- WHAT THE TASK ASKS: Of all the lines in these entries, how many contain the string "image"? Give only that count.

- RECORDS TO PROCESS:
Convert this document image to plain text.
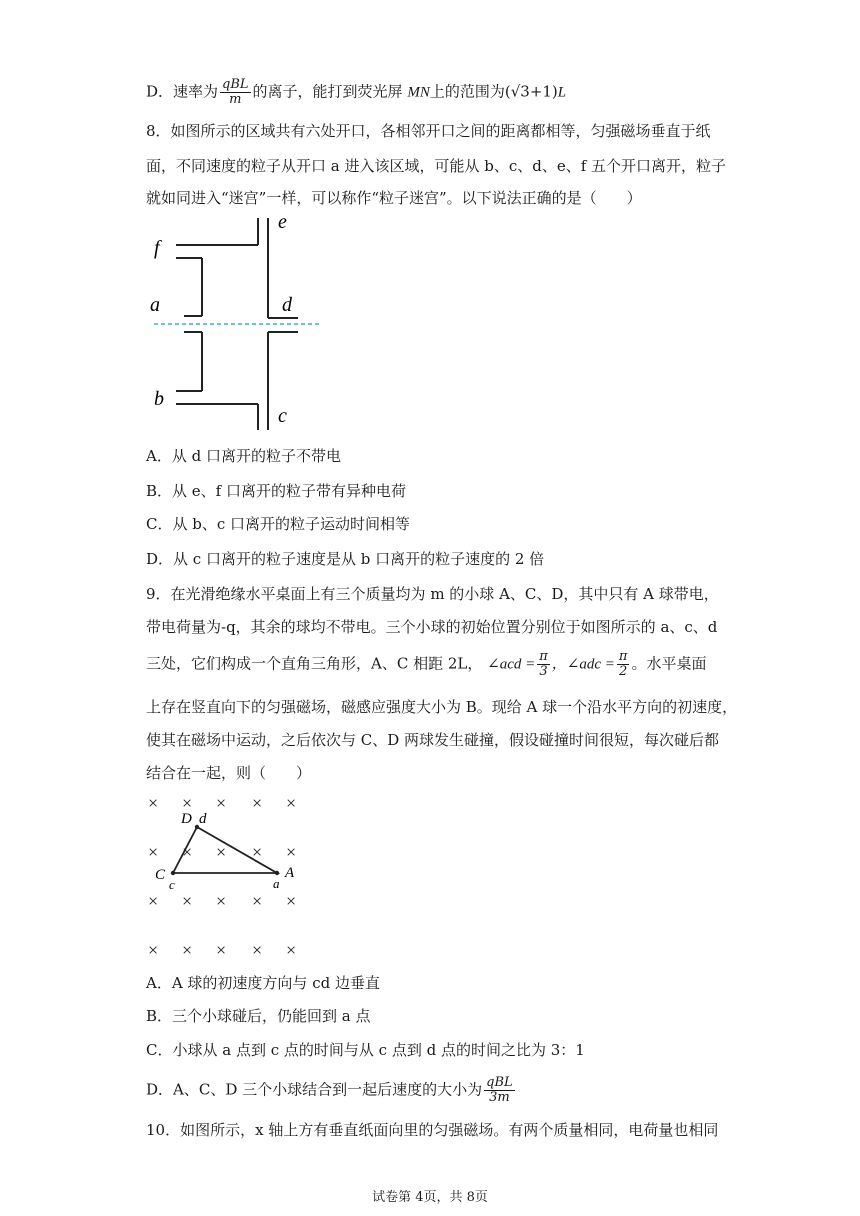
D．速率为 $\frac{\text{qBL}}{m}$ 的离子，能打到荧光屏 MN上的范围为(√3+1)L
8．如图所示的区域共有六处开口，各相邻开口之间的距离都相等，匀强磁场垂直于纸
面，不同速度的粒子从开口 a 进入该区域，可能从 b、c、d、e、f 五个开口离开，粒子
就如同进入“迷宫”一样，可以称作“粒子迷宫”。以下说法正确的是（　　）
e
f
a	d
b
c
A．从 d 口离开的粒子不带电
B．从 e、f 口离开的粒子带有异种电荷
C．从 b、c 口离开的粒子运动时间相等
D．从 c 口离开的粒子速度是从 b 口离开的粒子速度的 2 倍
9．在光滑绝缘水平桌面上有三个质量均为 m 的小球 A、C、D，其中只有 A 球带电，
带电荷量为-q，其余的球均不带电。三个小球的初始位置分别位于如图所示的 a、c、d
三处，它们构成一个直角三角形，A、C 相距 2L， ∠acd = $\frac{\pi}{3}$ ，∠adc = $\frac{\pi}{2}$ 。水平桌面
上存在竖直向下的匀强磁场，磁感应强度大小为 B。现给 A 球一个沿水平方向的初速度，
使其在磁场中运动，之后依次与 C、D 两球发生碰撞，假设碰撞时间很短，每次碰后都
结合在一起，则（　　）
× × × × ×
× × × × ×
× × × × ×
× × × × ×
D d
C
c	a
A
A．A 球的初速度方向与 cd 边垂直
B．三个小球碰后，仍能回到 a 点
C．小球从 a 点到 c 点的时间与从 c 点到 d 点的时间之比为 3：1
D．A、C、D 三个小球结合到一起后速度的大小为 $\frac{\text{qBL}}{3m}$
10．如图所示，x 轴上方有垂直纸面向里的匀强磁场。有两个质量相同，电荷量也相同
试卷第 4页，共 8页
==
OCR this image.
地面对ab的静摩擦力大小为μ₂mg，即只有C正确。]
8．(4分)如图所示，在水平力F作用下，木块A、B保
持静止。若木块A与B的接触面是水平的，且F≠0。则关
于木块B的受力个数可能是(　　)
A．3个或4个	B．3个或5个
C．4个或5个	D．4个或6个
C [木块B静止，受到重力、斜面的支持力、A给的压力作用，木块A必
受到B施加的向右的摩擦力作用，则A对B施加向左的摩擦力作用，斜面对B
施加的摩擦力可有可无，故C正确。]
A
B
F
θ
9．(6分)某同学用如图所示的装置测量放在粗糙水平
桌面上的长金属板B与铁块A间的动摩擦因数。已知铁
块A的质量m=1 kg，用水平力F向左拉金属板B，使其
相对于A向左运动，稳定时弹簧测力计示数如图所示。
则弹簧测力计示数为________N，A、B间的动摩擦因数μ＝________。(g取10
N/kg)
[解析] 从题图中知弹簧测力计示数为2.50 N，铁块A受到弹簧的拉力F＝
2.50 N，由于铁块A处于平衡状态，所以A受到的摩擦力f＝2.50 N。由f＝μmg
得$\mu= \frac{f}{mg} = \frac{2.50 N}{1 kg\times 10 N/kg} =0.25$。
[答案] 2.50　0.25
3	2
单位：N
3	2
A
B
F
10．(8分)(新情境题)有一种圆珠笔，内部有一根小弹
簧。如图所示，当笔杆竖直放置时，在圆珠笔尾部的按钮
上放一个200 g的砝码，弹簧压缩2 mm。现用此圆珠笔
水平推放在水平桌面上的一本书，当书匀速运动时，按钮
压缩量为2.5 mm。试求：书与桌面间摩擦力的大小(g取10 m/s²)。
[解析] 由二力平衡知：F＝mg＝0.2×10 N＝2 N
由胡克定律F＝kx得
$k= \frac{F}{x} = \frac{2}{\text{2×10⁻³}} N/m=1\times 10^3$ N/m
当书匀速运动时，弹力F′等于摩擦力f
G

- FULL RESPONSE: 2